DIRECTIVE - Each line that follows should be printed again exactly as it stands.

[Figure content listings]

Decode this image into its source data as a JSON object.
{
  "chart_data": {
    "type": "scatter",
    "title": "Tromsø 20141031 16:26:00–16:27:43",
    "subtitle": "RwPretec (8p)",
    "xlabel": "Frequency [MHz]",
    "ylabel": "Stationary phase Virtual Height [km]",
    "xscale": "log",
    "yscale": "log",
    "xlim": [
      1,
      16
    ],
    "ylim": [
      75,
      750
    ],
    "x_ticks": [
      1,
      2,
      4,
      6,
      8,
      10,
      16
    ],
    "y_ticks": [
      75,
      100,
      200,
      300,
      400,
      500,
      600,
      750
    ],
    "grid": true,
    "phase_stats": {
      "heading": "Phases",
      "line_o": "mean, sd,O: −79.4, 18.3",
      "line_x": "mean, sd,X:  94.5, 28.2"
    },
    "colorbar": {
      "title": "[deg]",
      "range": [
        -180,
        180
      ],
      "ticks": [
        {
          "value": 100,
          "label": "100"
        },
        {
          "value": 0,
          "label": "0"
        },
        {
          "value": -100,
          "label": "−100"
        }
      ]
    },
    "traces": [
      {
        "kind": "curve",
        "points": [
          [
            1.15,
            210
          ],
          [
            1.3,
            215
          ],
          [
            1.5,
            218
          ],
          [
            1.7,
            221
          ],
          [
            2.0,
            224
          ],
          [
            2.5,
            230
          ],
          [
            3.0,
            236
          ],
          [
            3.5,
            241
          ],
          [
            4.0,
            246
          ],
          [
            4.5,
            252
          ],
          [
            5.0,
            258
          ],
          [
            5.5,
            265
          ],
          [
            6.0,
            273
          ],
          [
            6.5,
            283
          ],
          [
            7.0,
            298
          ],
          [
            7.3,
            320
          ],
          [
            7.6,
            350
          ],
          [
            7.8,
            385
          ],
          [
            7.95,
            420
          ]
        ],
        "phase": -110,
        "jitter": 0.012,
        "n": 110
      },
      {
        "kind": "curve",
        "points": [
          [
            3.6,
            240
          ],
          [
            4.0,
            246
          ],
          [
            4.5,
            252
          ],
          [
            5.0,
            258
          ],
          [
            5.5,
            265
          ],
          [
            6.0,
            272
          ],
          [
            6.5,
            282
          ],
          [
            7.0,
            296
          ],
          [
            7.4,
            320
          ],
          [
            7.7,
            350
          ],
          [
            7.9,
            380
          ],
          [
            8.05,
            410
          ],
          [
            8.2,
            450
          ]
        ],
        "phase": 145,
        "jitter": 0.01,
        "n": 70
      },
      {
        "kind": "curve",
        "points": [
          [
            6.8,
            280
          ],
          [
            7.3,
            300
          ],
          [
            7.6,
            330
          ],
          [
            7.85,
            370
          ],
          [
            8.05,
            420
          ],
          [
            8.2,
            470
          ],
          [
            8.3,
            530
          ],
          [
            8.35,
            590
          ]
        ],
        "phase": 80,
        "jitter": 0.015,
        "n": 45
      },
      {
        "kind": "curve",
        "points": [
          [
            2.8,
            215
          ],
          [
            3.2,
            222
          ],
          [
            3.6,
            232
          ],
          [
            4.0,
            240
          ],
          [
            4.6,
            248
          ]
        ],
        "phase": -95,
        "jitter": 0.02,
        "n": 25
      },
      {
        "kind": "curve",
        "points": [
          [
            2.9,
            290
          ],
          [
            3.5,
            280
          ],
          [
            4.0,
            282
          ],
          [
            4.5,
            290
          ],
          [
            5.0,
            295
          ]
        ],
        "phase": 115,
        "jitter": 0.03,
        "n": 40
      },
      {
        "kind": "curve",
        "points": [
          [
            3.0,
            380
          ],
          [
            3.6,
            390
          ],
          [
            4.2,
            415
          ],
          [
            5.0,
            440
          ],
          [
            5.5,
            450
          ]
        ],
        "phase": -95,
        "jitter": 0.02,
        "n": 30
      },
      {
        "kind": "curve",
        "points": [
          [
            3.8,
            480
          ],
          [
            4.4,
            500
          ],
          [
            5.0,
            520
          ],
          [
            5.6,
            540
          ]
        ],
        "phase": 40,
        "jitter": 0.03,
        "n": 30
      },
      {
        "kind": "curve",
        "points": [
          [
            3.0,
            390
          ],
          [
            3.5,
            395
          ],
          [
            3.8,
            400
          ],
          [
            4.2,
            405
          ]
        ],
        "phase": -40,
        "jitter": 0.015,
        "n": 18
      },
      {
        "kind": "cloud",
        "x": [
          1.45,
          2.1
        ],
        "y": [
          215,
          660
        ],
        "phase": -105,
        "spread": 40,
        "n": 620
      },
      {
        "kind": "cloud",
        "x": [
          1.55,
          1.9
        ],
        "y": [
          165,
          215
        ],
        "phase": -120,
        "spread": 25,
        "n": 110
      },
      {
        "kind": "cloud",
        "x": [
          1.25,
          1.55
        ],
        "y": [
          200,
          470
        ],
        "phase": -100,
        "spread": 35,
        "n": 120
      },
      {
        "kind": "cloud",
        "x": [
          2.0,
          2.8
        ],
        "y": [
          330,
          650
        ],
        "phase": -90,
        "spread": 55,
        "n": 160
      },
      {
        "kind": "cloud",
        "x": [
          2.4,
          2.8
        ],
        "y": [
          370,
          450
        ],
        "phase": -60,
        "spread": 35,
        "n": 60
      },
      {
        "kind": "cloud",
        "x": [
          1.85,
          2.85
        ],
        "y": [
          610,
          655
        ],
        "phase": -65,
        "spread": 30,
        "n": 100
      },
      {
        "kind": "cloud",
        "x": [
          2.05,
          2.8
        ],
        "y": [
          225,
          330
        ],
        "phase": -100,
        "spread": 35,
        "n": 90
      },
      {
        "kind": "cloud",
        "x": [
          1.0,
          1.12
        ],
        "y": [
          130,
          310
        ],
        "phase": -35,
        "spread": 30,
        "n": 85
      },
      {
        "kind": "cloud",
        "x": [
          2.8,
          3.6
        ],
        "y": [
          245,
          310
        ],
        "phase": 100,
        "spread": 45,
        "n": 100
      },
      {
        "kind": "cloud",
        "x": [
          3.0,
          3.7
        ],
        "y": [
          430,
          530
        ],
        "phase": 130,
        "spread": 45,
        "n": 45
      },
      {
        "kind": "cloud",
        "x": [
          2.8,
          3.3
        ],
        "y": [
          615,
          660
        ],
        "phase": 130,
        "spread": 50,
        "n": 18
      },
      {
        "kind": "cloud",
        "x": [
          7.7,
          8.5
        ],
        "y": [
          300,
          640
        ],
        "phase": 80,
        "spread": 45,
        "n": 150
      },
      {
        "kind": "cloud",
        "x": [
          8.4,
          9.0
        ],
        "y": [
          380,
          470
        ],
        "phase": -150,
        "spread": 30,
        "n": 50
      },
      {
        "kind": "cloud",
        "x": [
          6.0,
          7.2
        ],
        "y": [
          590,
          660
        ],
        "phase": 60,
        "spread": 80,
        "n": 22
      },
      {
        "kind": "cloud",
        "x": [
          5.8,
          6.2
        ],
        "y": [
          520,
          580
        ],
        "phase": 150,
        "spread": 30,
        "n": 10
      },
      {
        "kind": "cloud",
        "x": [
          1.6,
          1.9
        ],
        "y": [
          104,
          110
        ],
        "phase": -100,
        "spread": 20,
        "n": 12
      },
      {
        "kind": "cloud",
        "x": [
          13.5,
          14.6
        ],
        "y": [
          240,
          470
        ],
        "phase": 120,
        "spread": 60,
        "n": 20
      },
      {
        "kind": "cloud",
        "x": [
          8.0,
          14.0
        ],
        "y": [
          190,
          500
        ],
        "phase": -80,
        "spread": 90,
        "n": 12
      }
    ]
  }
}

COMPLETED TASK -
Decode this image into its source data as a JSON object.
{
  "chart_data": {
    "type": "scatter",
    "title": "Tromsø 20141031 16:26:00–16:27:43",
    "subtitle": "RwPretec (8p)",
    "xlabel": "Frequency [MHz]",
    "ylabel": "Stationary phase Virtual Height [km]",
    "xscale": "log",
    "yscale": "log",
    "xlim": [
      1,
      16
    ],
    "ylim": [
      75,
      750
    ],
    "x_ticks": [
      1,
      2,
      4,
      6,
      8,
      10,
      16
    ],
    "y_ticks": [
      75,
      100,
      200,
      300,
      400,
      500,
      600,
      750
    ],
    "grid": true,
    "phase_stats": {
      "heading": "Phases",
      "line_o": "mean, sd,O: −79.4, 18.3",
      "line_x": "mean, sd,X:  94.5, 28.2"
    },
    "colorbar": {
      "title": "[deg]",
      "range": [
        -180,
        180
      ],
      "ticks": [
        {
          "value": 100,
          "label": "100"
        },
        {
          "value": 0,
          "label": "0"
        },
        {
          "value": -100,
          "label": "−100"
        }
      ]
    },
    "traces": [
      {
        "kind": "curve",
        "points": [
          [
            1.15,
            210
          ],
          [
            1.3,
            215
          ],
          [
            1.5,
            218
          ],
          [
            1.7,
            221
          ],
          [
            2.0,
            224
          ],
          [
            2.5,
            230
          ],
          [
            3.0,
            236
          ],
          [
            3.5,
            241
          ],
          [
            4.0,
            246
          ],
          [
            4.5,
            252
          ],
          [
            5.0,
            258
          ],
          [
            5.5,
            265
          ],
          [
            6.0,
            273
          ],
          [
            6.5,
            283
          ],
          [
            7.0,
            298
          ],
          [
            7.3,
            320
          ],
          [
            7.6,
            350
          ],
          [
            7.8,
            385
          ],
          [
            7.95,
            420
          ]
        ],
        "phase": -110,
        "jitter": 0.012,
        "n": 110
      },
      {
        "kind": "curve",
        "points": [
          [
            3.6,
            240
          ],
          [
            4.0,
            246
          ],
          [
            4.5,
            252
          ],
          [
            5.0,
            258
          ],
          [
            5.5,
            265
          ],
          [
            6.0,
            272
          ],
          [
            6.5,
            282
          ],
          [
            7.0,
            296
          ],
          [
            7.4,
            320
          ],
          [
            7.7,
            350
          ],
          [
            7.9,
            380
          ],
          [
            8.05,
            410
          ],
          [
            8.2,
            450
          ]
        ],
        "phase": 145,
        "jitter": 0.01,
        "n": 70
      },
      {
        "kind": "curve",
        "points": [
          [
            6.8,
            280
          ],
          [
            7.3,
            300
          ],
          [
            7.6,
            330
          ],
          [
            7.85,
            370
          ],
          [
            8.05,
            420
          ],
          [
            8.2,
            470
          ],
          [
            8.3,
            530
          ],
          [
            8.35,
            590
          ]
        ],
        "phase": 80,
        "jitter": 0.015,
        "n": 45
      },
      {
        "kind": "curve",
        "points": [
          [
            2.8,
            215
          ],
          [
            3.2,
            222
          ],
          [
            3.6,
            232
          ],
          [
            4.0,
            240
          ],
          [
            4.6,
            248
          ]
        ],
        "phase": -95,
        "jitter": 0.02,
        "n": 25
      },
      {
        "kind": "curve",
        "points": [
          [
            2.9,
            290
          ],
          [
            3.5,
            280
          ],
          [
            4.0,
            282
          ],
          [
            4.5,
            290
          ],
          [
            5.0,
            295
          ]
        ],
        "phase": 115,
        "jitter": 0.03,
        "n": 40
      },
      {
        "kind": "curve",
        "points": [
          [
            3.0,
            380
          ],
          [
            3.6,
            390
          ],
          [
            4.2,
            415
          ],
          [
            5.0,
            440
          ],
          [
            5.5,
            450
          ]
        ],
        "phase": -95,
        "jitter": 0.02,
        "n": 30
      },
      {
        "kind": "curve",
        "points": [
          [
            3.8,
            480
          ],
          [
            4.4,
            500
          ],
          [
            5.0,
            520
          ],
          [
            5.6,
            540
          ]
        ],
        "phase": 40,
        "jitter": 0.03,
        "n": 30
      },
      {
        "kind": "curve",
        "points": [
          [
            3.0,
            390
          ],
          [
            3.5,
            395
          ],
          [
            3.8,
            400
          ],
          [
            4.2,
            405
          ]
        ],
        "phase": -40,
        "jitter": 0.015,
        "n": 18
      },
      {
        "kind": "cloud",
        "x": [
          1.45,
          2.1
        ],
        "y": [
          215,
          660
        ],
        "phase": -105,
        "spread": 40,
        "n": 620
      },
      {
        "kind": "cloud",
        "x": [
          1.55,
          1.9
        ],
        "y": [
          165,
          215
        ],
        "phase": -120,
        "spread": 25,
        "n": 110
      },
      {
        "kind": "cloud",
        "x": [
          1.25,
          1.55
        ],
        "y": [
          200,
          470
        ],
        "phase": -100,
        "spread": 35,
        "n": 120
      },
      {
        "kind": "cloud",
        "x": [
          2.0,
          2.8
        ],
        "y": [
          330,
          650
        ],
        "phase": -90,
        "spread": 55,
        "n": 160
      },
      {
        "kind": "cloud",
        "x": [
          2.4,
          2.8
        ],
        "y": [
          370,
          450
        ],
        "phase": -60,
        "spread": 35,
        "n": 60
      },
      {
        "kind": "cloud",
        "x": [
          1.85,
          2.85
        ],
        "y": [
          610,
          655
        ],
        "phase": -65,
        "spread": 30,
        "n": 100
      },
      {
        "kind": "cloud",
        "x": [
          2.05,
          2.8
        ],
        "y": [
          225,
          330
        ],
        "phase": -100,
        "spread": 35,
        "n": 90
      },
      {
        "kind": "cloud",
        "x": [
          1.0,
          1.12
        ],
        "y": [
          130,
          310
        ],
        "phase": -35,
        "spread": 30,
        "n": 85
      },
      {
        "kind": "cloud",
        "x": [
          2.8,
          3.6
        ],
        "y": [
          245,
          310
        ],
        "phase": 100,
        "spread": 45,
        "n": 100
      },
      {
        "kind": "cloud",
        "x": [
          3.0,
          3.7
        ],
        "y": [
          430,
          530
        ],
        "phase": 130,
        "spread": 45,
        "n": 45
      },
      {
        "kind": "cloud",
        "x": [
          2.8,
          3.3
        ],
        "y": [
          615,
          660
        ],
        "phase": 130,
        "spread": 50,
        "n": 18
      },
      {
        "kind": "cloud",
        "x": [
          7.7,
          8.5
        ],
        "y": [
          300,
          640
        ],
        "phase": 80,
        "spread": 45,
        "n": 150
      },
      {
        "kind": "cloud",
        "x": [
          8.4,
          9.0
        ],
        "y": [
          380,
          470
        ],
        "phase": -150,
        "spread": 30,
        "n": 50
      },
      {
        "kind": "cloud",
        "x": [
          6.0,
          7.2
        ],
        "y": [
          590,
          660
        ],
        "phase": 60,
        "spread": 80,
        "n": 22
      },
      {
        "kind": "cloud",
        "x": [
          5.8,
          6.2
        ],
        "y": [
          520,
          580
        ],
        "phase": 150,
        "spread": 30,
        "n": 10
      },
      {
        "kind": "cloud",
        "x": [
          1.6,
          1.9
        ],
        "y": [
          104,
          110
        ],
        "phase": -100,
        "spread": 20,
        "n": 12
      },
      {
        "kind": "cloud",
        "x": [
          13.5,
          14.6
        ],
        "y": [
          240,
          470
        ],
        "phase": 120,
        "spread": 60,
        "n": 20
      },
      {
        "kind": "cloud",
        "x": [
          8.0,
          14.0
        ],
        "y": [
          190,
          500
        ],
        "phase": -80,
        "spread": 90,
        "n": 12
      }
    ]
  }
}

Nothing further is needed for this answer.